*Brief:* Find out how many lines of the material contain the string "Management" and give only that figure.

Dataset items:
--- start ---

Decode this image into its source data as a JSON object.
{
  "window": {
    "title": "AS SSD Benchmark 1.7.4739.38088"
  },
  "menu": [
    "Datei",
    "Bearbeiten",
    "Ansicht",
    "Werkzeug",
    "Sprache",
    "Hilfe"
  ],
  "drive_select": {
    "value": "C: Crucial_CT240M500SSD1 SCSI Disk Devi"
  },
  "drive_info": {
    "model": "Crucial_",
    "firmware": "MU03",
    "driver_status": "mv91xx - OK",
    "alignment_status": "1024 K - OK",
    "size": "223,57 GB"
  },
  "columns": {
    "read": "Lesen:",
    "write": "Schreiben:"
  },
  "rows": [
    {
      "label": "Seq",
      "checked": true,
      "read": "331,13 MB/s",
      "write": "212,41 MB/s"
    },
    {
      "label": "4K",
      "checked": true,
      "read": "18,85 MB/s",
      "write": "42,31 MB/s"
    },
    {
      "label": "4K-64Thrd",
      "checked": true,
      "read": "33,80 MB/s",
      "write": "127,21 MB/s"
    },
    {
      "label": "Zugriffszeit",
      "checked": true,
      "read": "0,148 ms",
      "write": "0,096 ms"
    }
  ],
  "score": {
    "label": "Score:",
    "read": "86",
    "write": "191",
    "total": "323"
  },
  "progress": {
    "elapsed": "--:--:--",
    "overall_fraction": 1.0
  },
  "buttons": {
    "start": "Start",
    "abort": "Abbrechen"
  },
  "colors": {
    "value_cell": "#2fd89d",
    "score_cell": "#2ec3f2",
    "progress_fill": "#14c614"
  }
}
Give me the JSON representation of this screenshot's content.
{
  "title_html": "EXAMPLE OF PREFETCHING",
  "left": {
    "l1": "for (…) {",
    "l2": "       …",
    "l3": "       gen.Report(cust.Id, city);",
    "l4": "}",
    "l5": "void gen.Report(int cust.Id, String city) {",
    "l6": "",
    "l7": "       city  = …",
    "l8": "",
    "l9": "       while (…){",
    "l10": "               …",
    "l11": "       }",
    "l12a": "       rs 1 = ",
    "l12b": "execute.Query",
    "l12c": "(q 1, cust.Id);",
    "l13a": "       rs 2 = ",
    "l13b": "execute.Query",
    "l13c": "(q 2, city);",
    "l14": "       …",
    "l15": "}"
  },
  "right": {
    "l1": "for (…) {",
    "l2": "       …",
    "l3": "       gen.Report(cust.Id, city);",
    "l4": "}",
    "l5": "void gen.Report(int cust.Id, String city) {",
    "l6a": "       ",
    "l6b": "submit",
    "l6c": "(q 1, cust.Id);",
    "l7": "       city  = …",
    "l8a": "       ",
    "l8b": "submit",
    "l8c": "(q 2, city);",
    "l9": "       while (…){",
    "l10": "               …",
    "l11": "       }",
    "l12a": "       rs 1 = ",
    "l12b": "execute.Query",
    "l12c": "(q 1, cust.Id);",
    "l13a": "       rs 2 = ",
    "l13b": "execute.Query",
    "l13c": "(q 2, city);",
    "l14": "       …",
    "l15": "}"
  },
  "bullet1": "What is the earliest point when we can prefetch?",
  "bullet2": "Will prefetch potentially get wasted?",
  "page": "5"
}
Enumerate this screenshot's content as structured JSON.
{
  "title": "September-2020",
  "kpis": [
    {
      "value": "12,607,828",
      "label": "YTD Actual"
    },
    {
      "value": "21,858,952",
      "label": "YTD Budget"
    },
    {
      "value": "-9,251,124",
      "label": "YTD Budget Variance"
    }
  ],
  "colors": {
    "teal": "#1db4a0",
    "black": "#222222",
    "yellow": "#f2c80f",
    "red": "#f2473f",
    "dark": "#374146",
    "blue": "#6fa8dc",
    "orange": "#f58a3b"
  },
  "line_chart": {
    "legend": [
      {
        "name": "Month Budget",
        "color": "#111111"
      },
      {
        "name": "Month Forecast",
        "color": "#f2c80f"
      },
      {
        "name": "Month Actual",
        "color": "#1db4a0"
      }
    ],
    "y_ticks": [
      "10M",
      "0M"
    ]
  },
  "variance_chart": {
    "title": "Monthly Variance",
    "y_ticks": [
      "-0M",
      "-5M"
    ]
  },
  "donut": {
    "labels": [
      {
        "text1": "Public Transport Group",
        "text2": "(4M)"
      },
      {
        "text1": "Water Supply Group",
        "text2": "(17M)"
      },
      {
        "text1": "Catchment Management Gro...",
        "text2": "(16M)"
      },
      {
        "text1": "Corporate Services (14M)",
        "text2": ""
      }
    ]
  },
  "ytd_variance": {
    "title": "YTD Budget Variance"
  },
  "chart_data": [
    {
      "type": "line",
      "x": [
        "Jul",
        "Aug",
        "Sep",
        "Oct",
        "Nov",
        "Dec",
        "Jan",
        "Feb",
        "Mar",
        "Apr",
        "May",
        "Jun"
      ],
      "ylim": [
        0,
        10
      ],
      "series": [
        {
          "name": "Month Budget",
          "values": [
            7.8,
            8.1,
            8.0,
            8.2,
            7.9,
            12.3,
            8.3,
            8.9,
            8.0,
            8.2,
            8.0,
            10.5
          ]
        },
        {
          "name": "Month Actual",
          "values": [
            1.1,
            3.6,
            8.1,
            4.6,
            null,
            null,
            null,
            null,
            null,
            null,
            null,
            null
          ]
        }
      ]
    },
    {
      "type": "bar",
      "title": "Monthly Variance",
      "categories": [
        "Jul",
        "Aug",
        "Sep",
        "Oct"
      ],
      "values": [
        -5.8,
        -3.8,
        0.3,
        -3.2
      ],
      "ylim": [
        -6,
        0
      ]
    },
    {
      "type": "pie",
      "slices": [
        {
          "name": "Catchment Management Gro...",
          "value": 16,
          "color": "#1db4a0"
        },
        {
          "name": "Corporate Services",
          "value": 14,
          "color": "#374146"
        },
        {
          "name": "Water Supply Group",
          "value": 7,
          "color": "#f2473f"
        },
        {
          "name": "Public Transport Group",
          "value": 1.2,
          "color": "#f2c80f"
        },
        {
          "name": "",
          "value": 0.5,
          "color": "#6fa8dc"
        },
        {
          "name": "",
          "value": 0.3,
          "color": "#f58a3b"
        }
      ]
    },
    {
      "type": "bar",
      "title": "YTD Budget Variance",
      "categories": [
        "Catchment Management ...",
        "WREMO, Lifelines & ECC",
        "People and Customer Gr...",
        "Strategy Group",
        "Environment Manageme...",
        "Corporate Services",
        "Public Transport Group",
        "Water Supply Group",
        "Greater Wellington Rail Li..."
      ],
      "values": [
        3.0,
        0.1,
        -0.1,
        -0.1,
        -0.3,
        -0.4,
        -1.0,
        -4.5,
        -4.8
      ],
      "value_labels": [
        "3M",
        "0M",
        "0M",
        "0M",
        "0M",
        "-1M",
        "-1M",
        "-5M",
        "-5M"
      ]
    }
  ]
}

--- end ---
--- start ---

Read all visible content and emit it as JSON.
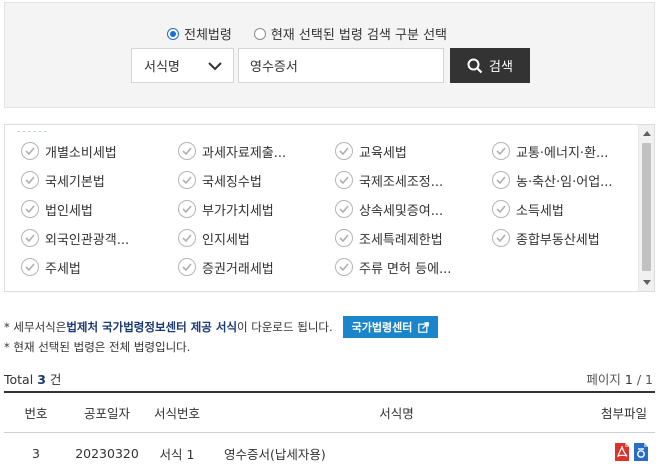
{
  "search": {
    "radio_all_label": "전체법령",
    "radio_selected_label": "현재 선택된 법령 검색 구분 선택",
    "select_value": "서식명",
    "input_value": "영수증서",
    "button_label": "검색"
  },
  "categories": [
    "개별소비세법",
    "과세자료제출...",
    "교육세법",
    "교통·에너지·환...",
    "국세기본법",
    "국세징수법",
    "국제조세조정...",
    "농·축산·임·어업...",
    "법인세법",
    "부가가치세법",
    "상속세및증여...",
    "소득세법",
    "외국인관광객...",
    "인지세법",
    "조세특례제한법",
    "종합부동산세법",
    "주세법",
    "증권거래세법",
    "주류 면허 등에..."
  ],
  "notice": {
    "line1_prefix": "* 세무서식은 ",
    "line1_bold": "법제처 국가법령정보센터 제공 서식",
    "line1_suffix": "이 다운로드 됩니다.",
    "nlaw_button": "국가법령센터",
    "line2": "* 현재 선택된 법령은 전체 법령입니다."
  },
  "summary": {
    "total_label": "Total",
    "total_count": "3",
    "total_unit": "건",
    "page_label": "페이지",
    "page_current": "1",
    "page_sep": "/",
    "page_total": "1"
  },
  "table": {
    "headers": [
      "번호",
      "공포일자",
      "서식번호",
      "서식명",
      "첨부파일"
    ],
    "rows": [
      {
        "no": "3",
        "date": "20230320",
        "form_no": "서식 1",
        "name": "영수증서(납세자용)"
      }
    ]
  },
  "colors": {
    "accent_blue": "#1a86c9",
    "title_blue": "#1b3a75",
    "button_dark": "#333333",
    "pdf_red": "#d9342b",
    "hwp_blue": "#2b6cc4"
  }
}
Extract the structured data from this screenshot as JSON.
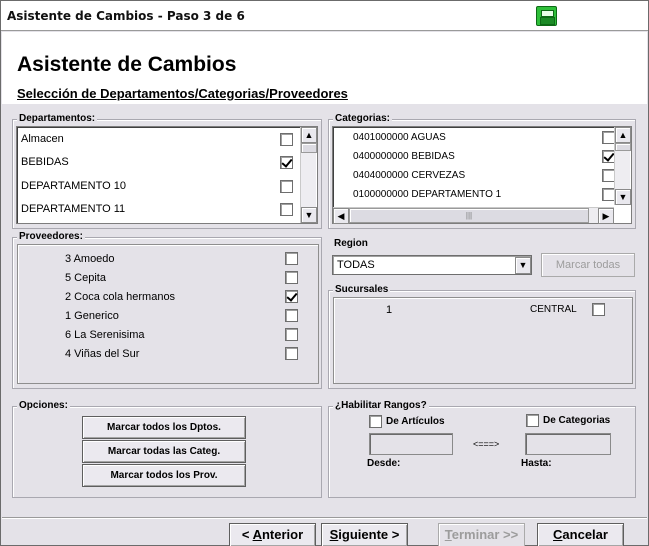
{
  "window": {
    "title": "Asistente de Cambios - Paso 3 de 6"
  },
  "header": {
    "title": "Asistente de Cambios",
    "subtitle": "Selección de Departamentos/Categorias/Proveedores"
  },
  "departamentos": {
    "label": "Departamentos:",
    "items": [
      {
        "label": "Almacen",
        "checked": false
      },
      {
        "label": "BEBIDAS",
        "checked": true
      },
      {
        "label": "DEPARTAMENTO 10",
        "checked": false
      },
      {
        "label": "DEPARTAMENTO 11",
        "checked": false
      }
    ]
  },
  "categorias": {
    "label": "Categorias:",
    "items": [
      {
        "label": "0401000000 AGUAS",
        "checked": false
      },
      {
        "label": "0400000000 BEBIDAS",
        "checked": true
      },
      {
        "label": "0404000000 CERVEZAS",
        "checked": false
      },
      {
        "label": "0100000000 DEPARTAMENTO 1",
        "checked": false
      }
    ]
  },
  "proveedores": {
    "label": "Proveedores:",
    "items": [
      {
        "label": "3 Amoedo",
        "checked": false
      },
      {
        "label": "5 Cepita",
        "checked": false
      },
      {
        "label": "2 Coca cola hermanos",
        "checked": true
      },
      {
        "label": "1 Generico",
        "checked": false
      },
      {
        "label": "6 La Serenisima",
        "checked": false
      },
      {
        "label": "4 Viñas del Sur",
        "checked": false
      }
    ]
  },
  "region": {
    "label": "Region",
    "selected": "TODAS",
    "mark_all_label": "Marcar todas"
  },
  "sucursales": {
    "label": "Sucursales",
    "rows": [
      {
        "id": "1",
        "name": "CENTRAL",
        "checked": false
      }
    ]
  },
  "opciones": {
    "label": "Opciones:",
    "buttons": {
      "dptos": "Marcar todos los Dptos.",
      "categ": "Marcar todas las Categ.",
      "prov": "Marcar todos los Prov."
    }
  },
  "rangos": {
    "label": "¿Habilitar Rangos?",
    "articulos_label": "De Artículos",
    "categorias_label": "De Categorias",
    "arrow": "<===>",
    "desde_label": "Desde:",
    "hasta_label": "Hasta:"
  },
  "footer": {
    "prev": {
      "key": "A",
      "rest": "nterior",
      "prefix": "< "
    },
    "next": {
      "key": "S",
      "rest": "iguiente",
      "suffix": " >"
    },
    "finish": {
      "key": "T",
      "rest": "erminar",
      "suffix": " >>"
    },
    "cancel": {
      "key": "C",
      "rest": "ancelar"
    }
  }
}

--- end ---

*Response for this exercise:* 3